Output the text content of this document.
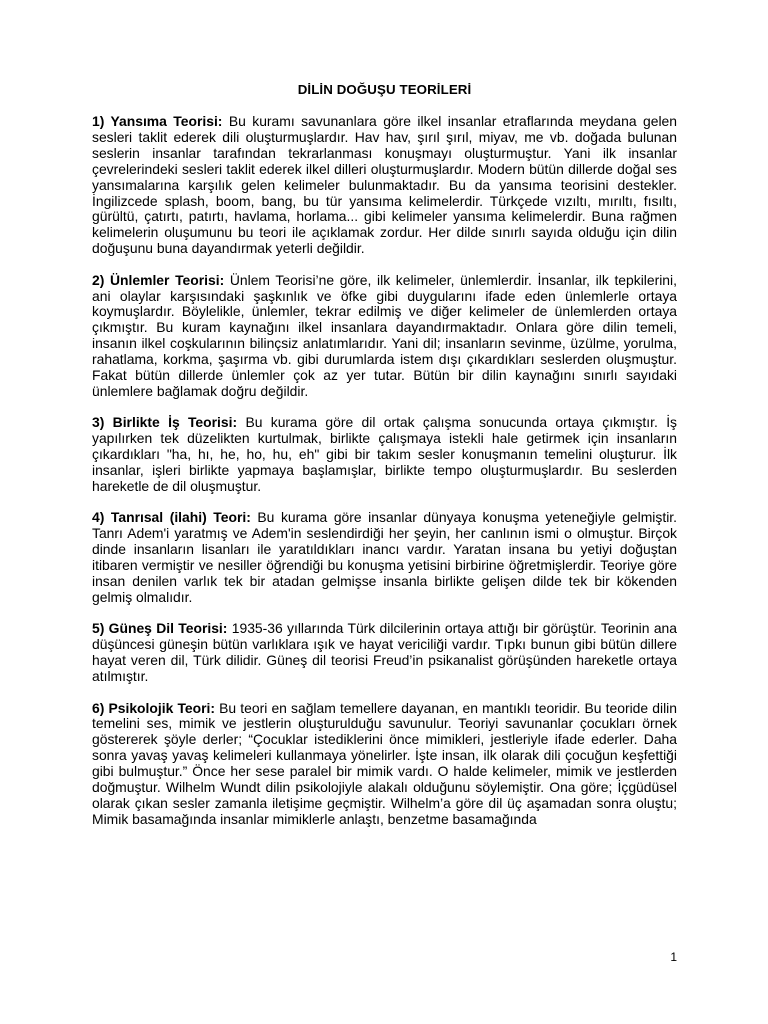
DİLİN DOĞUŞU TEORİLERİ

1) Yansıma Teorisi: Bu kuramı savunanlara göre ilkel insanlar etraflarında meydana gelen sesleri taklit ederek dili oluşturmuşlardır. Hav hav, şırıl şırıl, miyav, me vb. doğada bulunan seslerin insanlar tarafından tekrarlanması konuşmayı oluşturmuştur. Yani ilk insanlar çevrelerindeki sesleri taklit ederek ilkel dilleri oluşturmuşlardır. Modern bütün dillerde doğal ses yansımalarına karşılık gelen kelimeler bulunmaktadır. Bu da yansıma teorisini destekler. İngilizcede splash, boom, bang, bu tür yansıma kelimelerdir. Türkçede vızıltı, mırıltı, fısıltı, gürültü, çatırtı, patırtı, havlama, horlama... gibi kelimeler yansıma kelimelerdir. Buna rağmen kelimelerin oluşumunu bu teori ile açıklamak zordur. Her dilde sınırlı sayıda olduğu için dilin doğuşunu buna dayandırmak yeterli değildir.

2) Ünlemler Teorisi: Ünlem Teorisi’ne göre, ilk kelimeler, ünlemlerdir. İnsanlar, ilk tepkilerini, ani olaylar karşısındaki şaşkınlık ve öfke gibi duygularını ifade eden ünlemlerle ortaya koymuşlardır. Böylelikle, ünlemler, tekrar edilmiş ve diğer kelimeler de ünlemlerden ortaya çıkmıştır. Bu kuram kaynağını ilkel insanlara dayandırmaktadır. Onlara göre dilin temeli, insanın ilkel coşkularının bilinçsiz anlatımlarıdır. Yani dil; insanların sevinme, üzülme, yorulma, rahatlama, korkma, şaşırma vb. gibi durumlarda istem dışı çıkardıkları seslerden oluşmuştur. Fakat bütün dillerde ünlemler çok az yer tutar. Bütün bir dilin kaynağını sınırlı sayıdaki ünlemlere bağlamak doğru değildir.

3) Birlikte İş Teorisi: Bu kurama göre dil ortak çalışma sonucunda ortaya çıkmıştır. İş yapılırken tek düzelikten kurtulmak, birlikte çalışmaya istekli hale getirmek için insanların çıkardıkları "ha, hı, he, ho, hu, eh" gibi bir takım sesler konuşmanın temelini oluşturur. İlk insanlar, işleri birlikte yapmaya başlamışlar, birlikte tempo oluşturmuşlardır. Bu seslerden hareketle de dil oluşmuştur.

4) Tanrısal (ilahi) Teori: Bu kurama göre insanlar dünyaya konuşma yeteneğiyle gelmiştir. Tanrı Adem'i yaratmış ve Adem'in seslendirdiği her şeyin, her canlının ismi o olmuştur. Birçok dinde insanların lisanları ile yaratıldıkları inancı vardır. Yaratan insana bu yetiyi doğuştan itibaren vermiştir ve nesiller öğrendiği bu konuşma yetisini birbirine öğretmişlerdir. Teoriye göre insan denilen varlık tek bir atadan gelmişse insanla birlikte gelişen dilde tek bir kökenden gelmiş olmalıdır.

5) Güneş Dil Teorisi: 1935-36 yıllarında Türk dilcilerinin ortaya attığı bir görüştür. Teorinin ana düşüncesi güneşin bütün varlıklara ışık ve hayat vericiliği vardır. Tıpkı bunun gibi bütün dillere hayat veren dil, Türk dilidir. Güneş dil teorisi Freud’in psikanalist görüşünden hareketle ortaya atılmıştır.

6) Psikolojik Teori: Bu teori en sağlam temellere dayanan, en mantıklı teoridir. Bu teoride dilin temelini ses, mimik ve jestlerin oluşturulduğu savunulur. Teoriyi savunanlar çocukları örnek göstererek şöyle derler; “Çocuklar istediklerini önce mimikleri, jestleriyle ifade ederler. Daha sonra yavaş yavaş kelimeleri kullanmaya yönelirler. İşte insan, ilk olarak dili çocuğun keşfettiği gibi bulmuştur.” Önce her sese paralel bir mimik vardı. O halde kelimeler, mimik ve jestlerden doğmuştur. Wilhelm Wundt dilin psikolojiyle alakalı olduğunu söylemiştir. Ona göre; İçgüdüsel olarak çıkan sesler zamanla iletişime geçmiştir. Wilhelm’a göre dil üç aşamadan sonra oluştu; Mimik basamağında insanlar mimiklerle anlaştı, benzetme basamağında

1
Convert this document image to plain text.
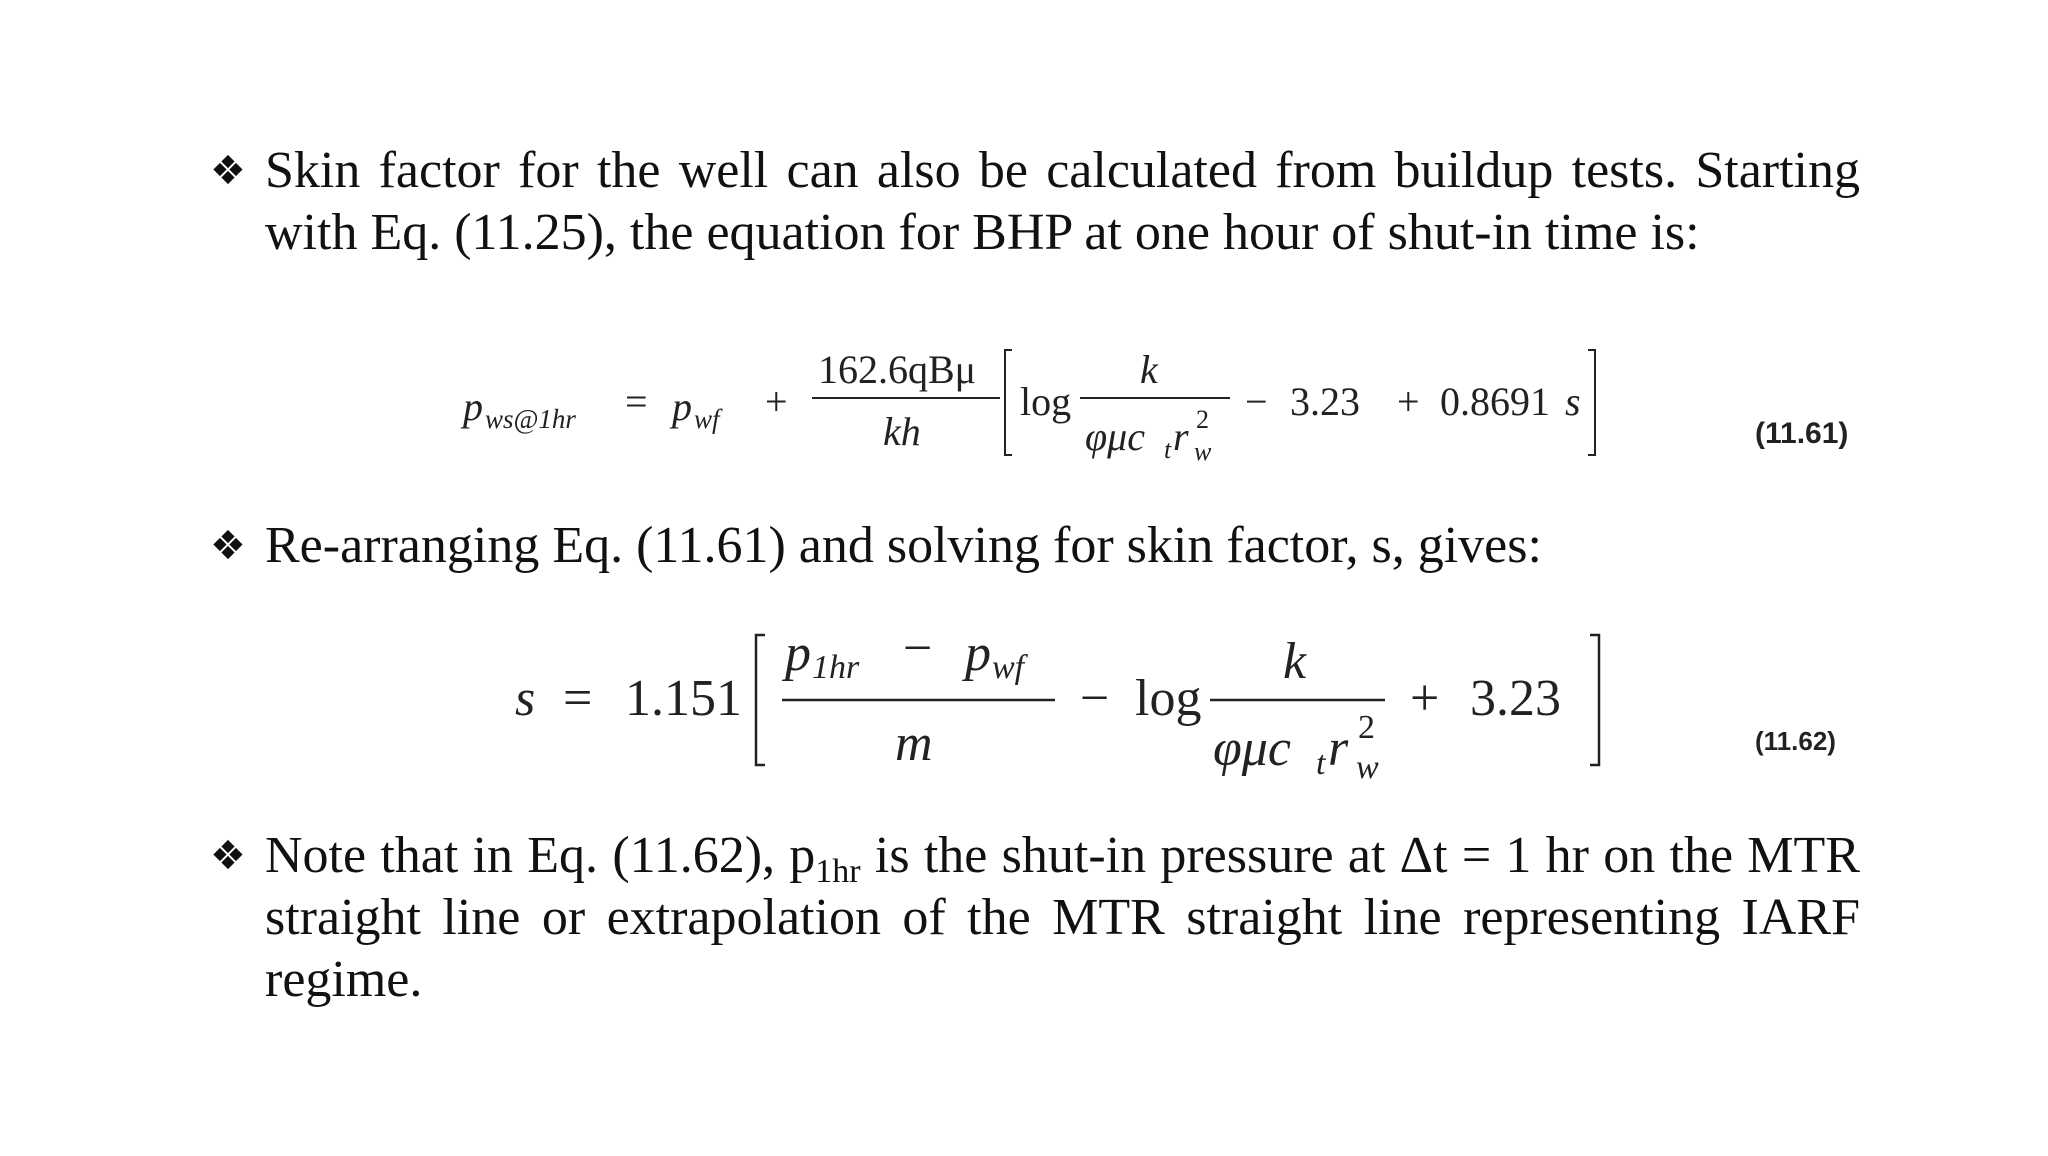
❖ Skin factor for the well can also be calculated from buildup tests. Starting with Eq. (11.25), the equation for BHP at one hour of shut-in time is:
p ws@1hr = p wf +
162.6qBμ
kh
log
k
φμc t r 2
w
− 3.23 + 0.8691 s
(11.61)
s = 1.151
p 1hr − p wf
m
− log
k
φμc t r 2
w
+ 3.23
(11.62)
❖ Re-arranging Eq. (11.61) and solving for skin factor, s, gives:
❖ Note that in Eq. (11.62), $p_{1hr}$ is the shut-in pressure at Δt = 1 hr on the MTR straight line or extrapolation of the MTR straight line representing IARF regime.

******************************

PROBLEM ▸
Leave out the pictures, and give all the records again exactly.

RESPONSE TO THIS TASK ▸
Output the text content of this document.
DİLİN DOĞUŞU TEORİLERİ

1) Yansıma Teorisi: Bu kuramı savunanlara göre ilkel insanlar etraflarında meydana gelen sesleri taklit ederek dili oluşturmuşlardır. Hav hav, şırıl şırıl, miyav, me vb. doğada bulunan seslerin insanlar tarafından tekrarlanması konuşmayı oluşturmuştur. Yani ilk insanlar çevrelerindeki sesleri taklit ederek ilkel dilleri oluşturmuşlardır. Modern bütün dillerde doğal ses yansımalarına karşılık gelen kelimeler bulunmaktadır. Bu da yansıma teorisini destekler. İngilizcede splash, boom, bang, bu tür yansıma kelimelerdir. Türkçede vızıltı, mırıltı, fısıltı, gürültü, çatırtı, patırtı, havlama, horlama... gibi kelimeler yansıma kelimelerdir. Buna rağmen kelimelerin oluşumunu bu teori ile açıklamak zordur. Her dilde sınırlı sayıda olduğu için dilin doğuşunu buna dayandırmak yeterli değildir.

2) Ünlemler Teorisi: Ünlem Teorisi’ne göre, ilk kelimeler, ünlemlerdir. İnsanlar, ilk tepkilerini, ani olaylar karşısındaki şaşkınlık ve öfke gibi duygularını ifade eden ünlemlerle ortaya koymuşlardır. Böylelikle, ünlemler, tekrar edilmiş ve diğer kelimeler de ünlemlerden ortaya çıkmıştır. Bu kuram kaynağını ilkel insanlara dayandırmaktadır. Onlara göre dilin temeli, insanın ilkel coşkularının bilinçsiz anlatımlarıdır. Yani dil; insanların sevinme, üzülme, yorulma, rahatlama, korkma, şaşırma vb. gibi durumlarda istem dışı çıkardıkları seslerden oluşmuştur. Fakat bütün dillerde ünlemler çok az yer tutar. Bütün bir dilin kaynağını sınırlı sayıdaki ünlemlere bağlamak doğru değildir.

3) Birlikte İş Teorisi: Bu kurama göre dil ortak çalışma sonucunda ortaya çıkmıştır. İş yapılırken tek düzelikten kurtulmak, birlikte çalışmaya istekli hale getirmek için insanların çıkardıkları "ha, hı, he, ho, hu, eh" gibi bir takım sesler konuşmanın temelini oluşturur. İlk insanlar, işleri birlikte yapmaya başlamışlar, birlikte tempo oluşturmuşlardır. Bu seslerden hareketle de dil oluşmuştur.

4) Tanrısal (ilahi) Teori: Bu kurama göre insanlar dünyaya konuşma yeteneğiyle gelmiştir. Tanrı Adem'i yaratmış ve Adem'in seslendirdiği her şeyin, her canlının ismi o olmuştur. Birçok dinde insanların lisanları ile yaratıldıkları inancı vardır. Yaratan insana bu yetiyi doğuştan itibaren vermiştir ve nesiller öğrendiği bu konuşma yetisini birbirine öğretmişlerdir. Teoriye göre insan denilen varlık tek bir atadan gelmişse insanla birlikte gelişen dilde tek bir kökenden gelmiş olmalıdır.

5) Güneş Dil Teorisi: 1935-36 yıllarında Türk dilcilerinin ortaya attığı bir görüştür. Teorinin ana düşüncesi güneşin bütün varlıklara ışık ve hayat vericiliği vardır. Tıpkı bunun gibi bütün dillere hayat veren dil, Türk dilidir. Güneş dil teorisi Freud’in psikanalist görüşünden hareketle ortaya atılmıştır.

6) Psikolojik Teori: Bu teori en sağlam temellere dayanan, en mantıklı teoridir. Bu teoride dilin temelini ses, mimik ve jestlerin oluşturulduğu savunulur. Teoriyi savunanlar çocukları örnek göstererek şöyle derler; “Çocuklar istediklerini önce mimikleri, jestleriyle ifade ederler. Daha sonra yavaş yavaş kelimeleri kullanmaya yönelirler. İşte insan, ilk olarak dili çocuğun keşfettiği gibi bulmuştur.” Önce her sese paralel bir mimik vardı. O halde kelimeler, mimik ve jestlerden doğmuştur. Wilhelm Wundt dilin psikolojiyle alakalı olduğunu söylemiştir. Ona göre; İçgüdüsel olarak çıkan sesler zamanla iletişime geçmiştir. Wilhelm’a göre dil üç aşamadan sonra oluştu; Mimik basamağında insanlar mimiklerle anlaştı, benzetme basamağında

1
Convert this document image to plain text.
❖ Skin factor for the well can also be calculated from buildup tests. Starting with Eq. (11.25), the equation for BHP at one hour of shut-in time is:
p ws@1hr = p wf +
162.6qBμ
kh
log
k
φμc t r 2
w
− 3.23 + 0.8691 s
(11.61)
s = 1.151
p 1hr − p wf
m
− log
k
φμc t r 2
w
+ 3.23
(11.62)
❖ Re-arranging Eq. (11.61) and solving for skin factor, s, gives:
❖ Note that in Eq. (11.62), $p_{1hr}$ is the shut-in pressure at Δt = 1 hr on the MTR straight line or extrapolation of the MTR straight line representing IARF regime.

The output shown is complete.